### Task requirements
Scan the entries below. List each line with "baljuw".

### Information shown
*** Begin section ***

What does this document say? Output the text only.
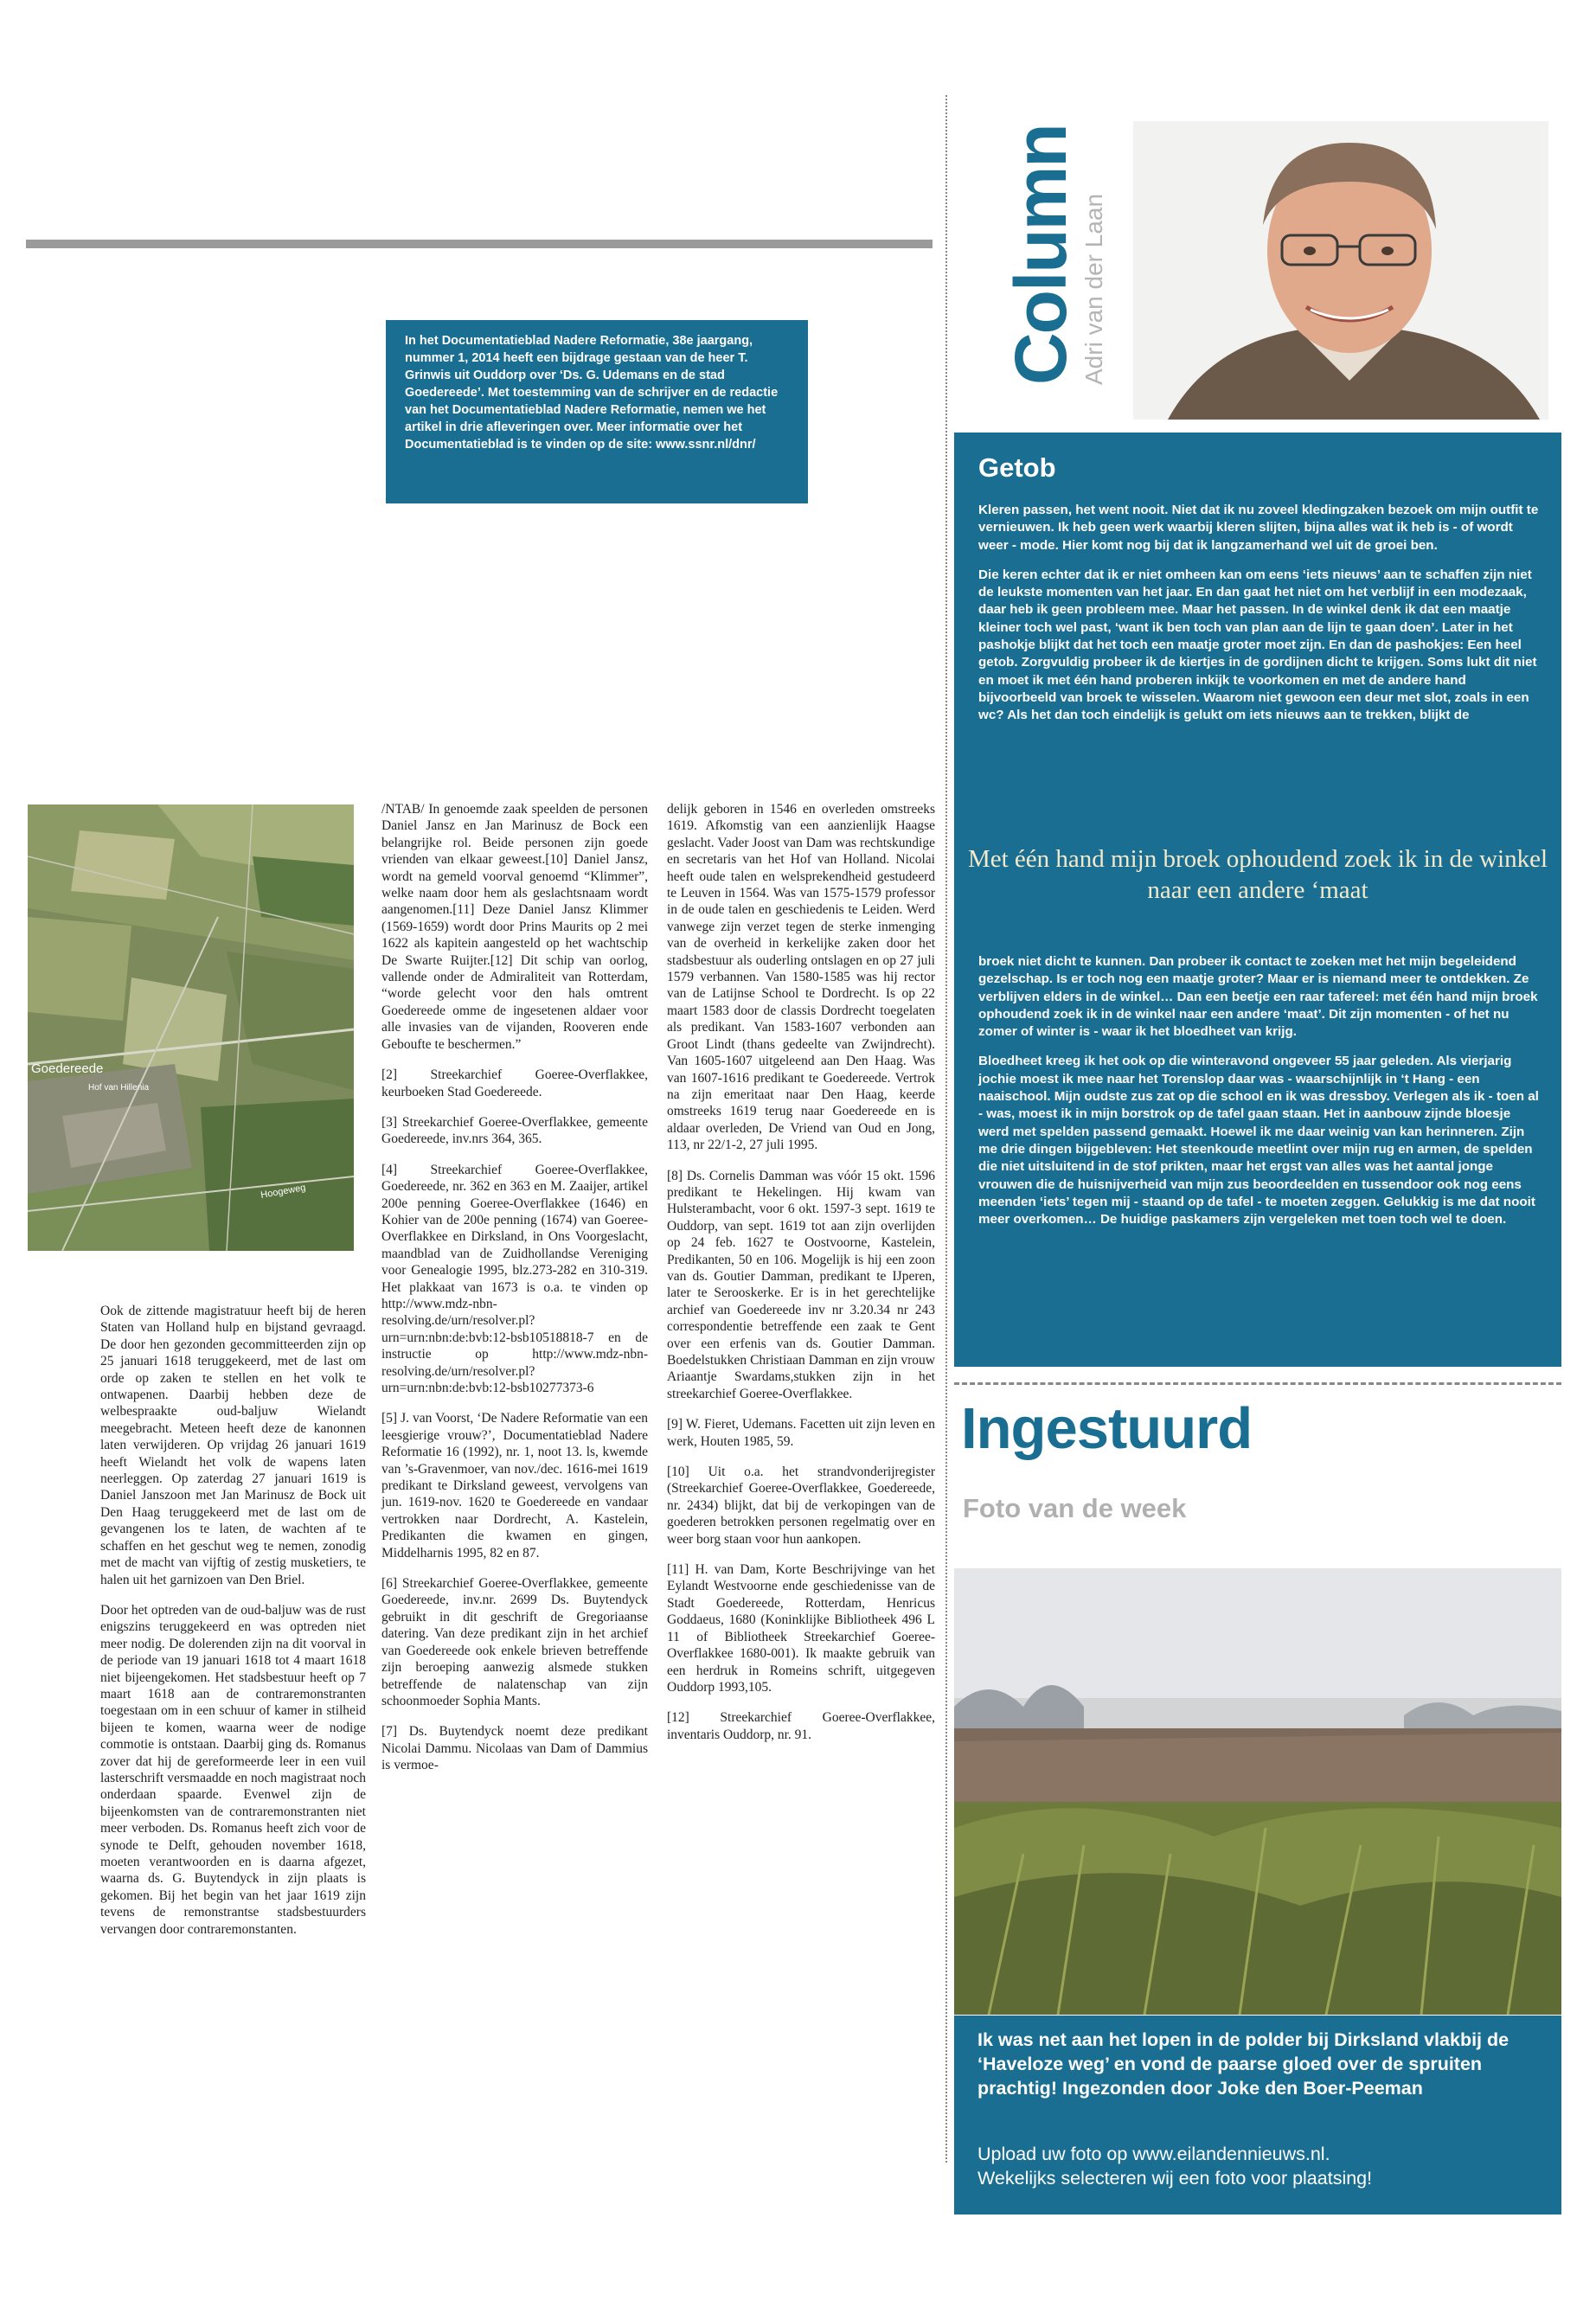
In het Documentatieblad Nadere Reformatie, 38e jaargang, nummer 1, 2014 heeft een bijdrage gestaan van de heer T. Grinwis uit Ouddorp over ‘Ds. G. Udemans en de stad Goedereede’. Met toestemming van de schrijver en de redactie van het Documentatieblad Nadere Reformatie, nemen we het artikel in drie afleveringen over. Meer informatie over het Documentatieblad is te vinden op de site: www.ssnr.nl/dnr/
Goedereede
Hof van Hillenia
Hoogeweg

Ook de zittende magistratuur heeft bij de heren Staten van Holland hulp en bijstand gevraagd. De door hen gezonden gecommitteerden zijn op 25 januari 1618 teruggekeerd, met de last om orde op zaken te stellen en het volk te ontwapenen. Daarbij hebben deze de welbespraakte oud-baljuw Wielandt meegebracht. Meteen heeft deze de kanonnen laten verwijderen. Op vrijdag 26 januari 1619 heeft Wielandt het volk de wapens laten neerleggen. Op zaterdag 27 januari 1619 is Daniel Janszoon met Jan Marinusz de Bock uit Den Haag teruggekeerd met de last om de gevangenen los te laten, de wachten af te schaffen en het geschut weg te nemen, zonodig met de macht van vijftig of zestig musketiers, te halen uit het garnizoen van Den Briel.

Door het optreden van de oud-baljuw was de rust enigszins teruggekeerd en was optreden niet meer nodig. De dolerenden zijn na dit voorval in de periode van 19 januari 1618 tot 4 maart 1618 niet bijeengekomen. Het stadsbestuur heeft op 7 maart 1618 aan de contraremonstranten toegestaan om in een schuur of kamer in stilheid bijeen te komen, waarna weer de nodige commotie is ontstaan. Daarbij ging ds. Romanus zover dat hij de gereformeerde leer in een vuil lasterschrift versmaadde en noch magistraat noch onderdaan spaarde. Evenwel zijn de bijeenkomsten van de contraremonstranten niet meer verboden. Ds. Romanus heeft zich voor de synode te Delft, gehouden november 1618, moeten verantwoorden en is daarna afgezet, waarna ds. G. Buytendyck in zijn plaats is gekomen. Bij het begin van het jaar 1619 zijn tevens de remonstrantse stadsbestuurders vervangen door contraremonstanten.

/NTAB/ In genoemde zaak speelden de personen Daniel Jansz en Jan Marinusz de Bock een belangrijke rol. Beide personen zijn goede vrienden van elkaar geweest.[10] Daniel Jansz, wordt na gemeld voorval genoemd “Klimmer”, welke naam door hem als geslachtsnaam wordt aangenomen.[11] Deze Daniel Jansz Klimmer (1569-1659) wordt door Prins Maurits op 2 mei 1622 als kapitein aangesteld op het wachtschip De Swarte Ruijter.[12] Dit schip van oorlog, vallende onder de Admiraliteit van Rotterdam, “worde gelecht voor den hals omtrent Goedereede omme de ingesetenen aldaer voor alle invasies van de vijanden, Rooveren ende Geboufte te beschermen.”

[2] Streekarchief Goeree-Overflakkee, keurboeken Stad Goedereede.

[3] Streekarchief Goeree-Overflakkee, gemeente Goedereede, inv.nrs 364, 365.

[4] Streekarchief Goeree-Overflakkee, Goedereede, nr. 362 en 363 en M. Zaaijer, artikel 200e penning Goeree-Overflakkee (1646) en Kohier van de 200e penning (1674) van Goeree-Overflakkee en Dirksland, in Ons Voorgeslacht, maandblad van de Zuidhollandse Vereniging voor Genealogie 1995, blz.273-282 en 310-319. Het plakkaat van 1673 is o.a. te vinden op http://www.mdz-nbn-resolving.de/urn/resolver.pl?urn=urn:nbn:de:bvb:12-bsb10518818-7 en de instructie op http://www.mdz-nbn-resolving.de/urn/resolver.pl?urn=urn:nbn:de:bvb:12-bsb10277373-6

[5] J. van Voorst, ‘De Nadere Reformatie van een leesgierige vrouw?’, Documentatieblad Nadere Reformatie 16 (1992), nr. 1, noot 13. ls, kwemde van ’s-Gravenmoer, van nov./dec. 1616-mei 1619 predikant te Dirksland geweest, vervolgens van jun. 1619-nov. 1620 te Goedereede en vandaar vertrokken naar Dordrecht, A. Kastelein, Predikanten die kwamen en gingen, Middelharnis 1995, 82 en 87.

[6] Streekarchief Goeree-Overflakkee, gemeente Goedereede, inv.nr. 2699 Ds. Buytendyck gebruikt in dit geschrift de Gregoriaanse datering. Van deze predikant zijn in het archief van Goedereede ook enkele brieven betreffende zijn beroeping aanwezig alsmede stukken betreffende de nalatenschap van zijn schoonmoeder Sophia Mants.

[7] Ds. Buytendyck noemt deze predikant Nicolai Dammu. Nicolaas van Dam of Dammius is vermoe-

delijk geboren in 1546 en overleden omstreeks 1619. Afkomstig van een aanzienlijk Haagse geslacht. Vader Joost van Dam was rechtskundige en secretaris van het Hof van Holland. Nicolai heeft oude talen en welsprekendheid gestudeerd te Leuven in 1564. Was van 1575-1579 professor in de oude talen en geschiedenis te Leiden. Werd vanwege zijn verzet tegen de sterke inmenging van de overheid in kerkelijke zaken door het stadsbestuur als ouderling ontslagen en op 27 juli 1579 verbannen. Van 1580-1585 was hij rector van de Latijnse School te Dordrecht. Is op 22 maart 1583 door de classis Dordrecht toegelaten als predikant. Van 1583-1607 verbonden aan Groot Lindt (thans gedeelte van Zwijndrecht). Van 1605-1607 uitgeleend aan Den Haag. Was van 1607-1616 predikant te Goedereede. Vertrok na zijn emeritaat naar Den Haag, keerde omstreeks 1619 terug naar Goedereede en is aldaar overleden, De Vriend van Oud en Jong, 113, nr 22/1-2, 27 juli 1995.

[8] Ds. Cornelis Damman was vóór 15 okt. 1596 predikant te Hekelingen. Hij kwam van Hulsterambacht, voor 6 okt. 1597-3 sept. 1619 te Ouddorp, van sept. 1619 tot aan zijn overlijden op 24 feb. 1627 te Oostvoorne, Kastelein, Predikanten, 50 en 106. Mogelijk is hij een zoon van ds. Goutier Damman, predikant te IJperen, later te Serooskerke. Er is in het gerechtelijke archief van Goedereede inv nr 3.20.34 nr 243 correspondentie betreffende een zaak te Gent over een erfenis van ds. Goutier Damman. Boedelstukken Christiaan Damman en zijn vrouw Ariaantje Swardams,stukken zijn in het streekarchief Goeree-Overflakkee.

[9] W. Fieret, Udemans. Facetten uit zijn leven en werk, Houten 1985, 59.

[10] Uit o.a. het strandvonderijregister (Streekarchief Goeree-Overflakkee, Goedereede, nr. 2434) blijkt, dat bij de verkopingen van de goederen betrokken personen regelmatig over en weer borg staan voor hun aankopen.

[11] H. van Dam, Korte Beschrijvinge van het Eylandt Westvoorne ende geschiedenisse van de Stadt Goedereede, Rotterdam, Henricus Goddaeus, 1680 (Koninklijke Bibliotheek 496 L 11 of Bibliotheek Streekarchief Goeree-Overflakkee 1680-001). Ik maakte gebruik van een herdruk in Romeins schrift, uitgegeven Ouddorp 1993,105.

[12] Streekarchief Goeree-Overflakkee, inventaris Ouddorp, nr. 91.

Column Adri van der Laan
Getob

Kleren passen, het went nooit. Niet dat ik nu zoveel kledingzaken bezoek om mijn outfit te vernieuwen. Ik heb geen werk waarbij kleren slijten, bijna alles wat ik heb is - of wordt weer - mode. Hier komt nog bij dat ik langzamerhand wel uit de groei ben.

Die keren echter dat ik er niet omheen kan om eens ‘iets nieuws’ aan te schaffen zijn niet de leukste momenten van het jaar. En dan gaat het niet om het verblijf in een modezaak, daar heb ik geen probleem mee. Maar het passen. In de winkel denk ik dat een maatje kleiner toch wel past, ‘want ik ben toch van plan aan de lijn te gaan doen’. Later in het pashokje blijkt dat het toch een maatje groter moet zijn. En dan de pashokjes: Een heel getob. Zorgvuldig probeer ik de kiertjes in de gordijnen dicht te krijgen. Soms lukt dit niet en moet ik met één hand proberen inkijk te voorkomen en met de andere hand bijvoorbeeld van broek te wisselen. Waarom niet gewoon een deur met slot, zoals in een wc? Als het dan toch eindelijk is gelukt om iets nieuws aan te trekken, blijkt de

Met één hand mijn broek ophoudend zoek ik in de winkel naar een andere ‘maat

broek niet dicht te kunnen. Dan probeer ik contact te zoeken met het mijn begeleidend gezelschap. Is er toch nog een maatje groter? Maar er is niemand meer te ontdekken. Ze verblijven elders in de winkel… Dan een beetje een raar tafereel: met één hand mijn broek ophoudend zoek ik in de winkel naar een andere ‘maat’. Dit zijn momenten - of het nu zomer of winter is - waar ik het bloedheet van krijg.

Bloedheet kreeg ik het ook op die winteravond ongeveer 55 jaar geleden. Als vierjarig jochie moest ik mee naar het Torenslop daar was - waarschijnlijk in ‘t Hang - een naaischool. Mijn oudste zus zat op die school en ik was dressboy. Verlegen als ik - toen al - was, moest ik in mijn borstrok op de tafel gaan staan. Het in aanbouw zijnde bloesje werd met spelden passend gemaakt. Hoewel ik me daar weinig van kan herinneren. Zijn me drie dingen bijgebleven: Het steenkoude meetlint over mijn rug en armen, de spelden die niet uitsluitend in de stof prikten, maar het ergst van alles was het aantal jonge vrouwen die de huisnijverheid van mijn zus beoordeelden en tussendoor ook nog eens meenden ‘iets’ tegen mij - staand op de tafel - te moeten zeggen. Gelukkig is me dat nooit meer overkomen… De huidige paskamers zijn vergeleken met toen toch wel te doen.

Ingestuurd
Foto van de week
Ik was net aan het lopen in de polder bij Dirksland vlakbij de ‘Haveloze weg’ en vond de paarse gloed over de spruiten prachtig! Ingezonden door Joke den Boer-Peeman
Upload uw foto op www.eilandennieuws.nl.
Wekelijks selecteren wij een foto voor plaatsing!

*** End section ***

### Response to the task
Ook de zittende magistratuur heeft bij de heren Staten van Holland hulp en bijstand gevraagd. De door hen gezonden gecommitteerden zijn op 25 januari 1618 teruggekeerd, met de last om orde op zaken te stellen en het volk te ontwapenen. Daarbij hebben deze de welbespraakte oud-baljuw Wielandt meegebracht. Meteen heeft deze de kanonnen laten verwijderen. Op vrijdag 26 januari 1619 heeft Wielandt het volk de wapens laten neerleggen. Op zaterdag 27 januari 1619 is Daniel Janszoon met Jan Marinusz de Bock uit Den Haag teruggekeerd met de last om de gevangenen los te laten, de wachten af te schaffen en het geschut weg te nemen, zonodig met de macht van vijftig of zestig musketiers, te halen uit het garnizoen van Den Briel.
Door het optreden van de oud-baljuw was de rust enigszins teruggekeerd en was optreden niet meer nodig. De dolerenden zijn na dit voorval in de periode van 19 januari 1618 tot 4 maart 1618 niet bijeengekomen. Het stadsbestuur heeft op 7 maart 1618 aan de contraremonstranten toegestaan om in een schuur of kamer in stilheid bijeen te komen, waarna weer de nodige commotie is ontstaan. Daarbij ging ds. Romanus zover dat hij de gereformeerde leer in een vuil lasterschrift versmaadde en noch magistraat noch onderdaan spaarde. Evenwel zijn de bijeenkomsten van de contraremonstranten niet meer verboden. Ds. Romanus heeft zich voor de synode te Delft, gehouden november 1618, moeten verantwoorden en is daarna afgezet, waarna ds. G. Buytendyck in zijn plaats is gekomen. Bij het begin van het jaar 1619 zijn tevens de remonstrantse stadsbestuurders vervangen door contraremonstanten.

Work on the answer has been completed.